— Start Supplied information —
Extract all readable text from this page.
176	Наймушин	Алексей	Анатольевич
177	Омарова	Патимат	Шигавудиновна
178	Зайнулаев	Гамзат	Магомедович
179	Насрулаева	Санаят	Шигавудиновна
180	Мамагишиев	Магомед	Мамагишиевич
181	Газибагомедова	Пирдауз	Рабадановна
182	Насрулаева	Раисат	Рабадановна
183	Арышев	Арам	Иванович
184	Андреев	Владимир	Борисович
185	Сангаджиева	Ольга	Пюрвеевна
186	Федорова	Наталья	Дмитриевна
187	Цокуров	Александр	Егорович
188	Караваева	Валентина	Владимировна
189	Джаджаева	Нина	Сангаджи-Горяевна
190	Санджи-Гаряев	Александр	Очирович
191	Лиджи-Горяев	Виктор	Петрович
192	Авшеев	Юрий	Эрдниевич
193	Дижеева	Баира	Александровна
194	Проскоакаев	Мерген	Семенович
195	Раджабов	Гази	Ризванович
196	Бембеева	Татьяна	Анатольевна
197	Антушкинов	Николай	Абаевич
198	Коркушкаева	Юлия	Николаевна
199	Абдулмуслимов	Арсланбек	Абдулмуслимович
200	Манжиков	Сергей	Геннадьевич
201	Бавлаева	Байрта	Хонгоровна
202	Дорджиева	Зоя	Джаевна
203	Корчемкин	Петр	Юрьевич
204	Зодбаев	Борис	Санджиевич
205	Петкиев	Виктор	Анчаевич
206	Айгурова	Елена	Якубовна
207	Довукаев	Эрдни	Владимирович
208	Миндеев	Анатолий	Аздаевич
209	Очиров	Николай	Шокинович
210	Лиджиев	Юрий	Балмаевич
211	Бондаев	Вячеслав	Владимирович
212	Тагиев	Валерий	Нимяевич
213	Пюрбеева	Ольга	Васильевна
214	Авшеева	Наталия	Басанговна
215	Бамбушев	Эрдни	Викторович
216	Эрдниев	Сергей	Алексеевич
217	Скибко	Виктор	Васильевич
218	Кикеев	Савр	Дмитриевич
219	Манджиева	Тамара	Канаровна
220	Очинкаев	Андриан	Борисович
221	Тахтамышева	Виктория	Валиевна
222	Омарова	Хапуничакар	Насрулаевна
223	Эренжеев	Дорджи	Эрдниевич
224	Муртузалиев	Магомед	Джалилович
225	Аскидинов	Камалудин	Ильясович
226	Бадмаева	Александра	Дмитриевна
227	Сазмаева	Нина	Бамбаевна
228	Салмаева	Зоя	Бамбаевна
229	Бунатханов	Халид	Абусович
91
— End Supplied information —
[Task details] Read the lines above. Gather those in which the string "Николай" is found.

[Task response]
197	Антушкинов	Николай	Абаевич
209	Очиров	Николай	Шокинович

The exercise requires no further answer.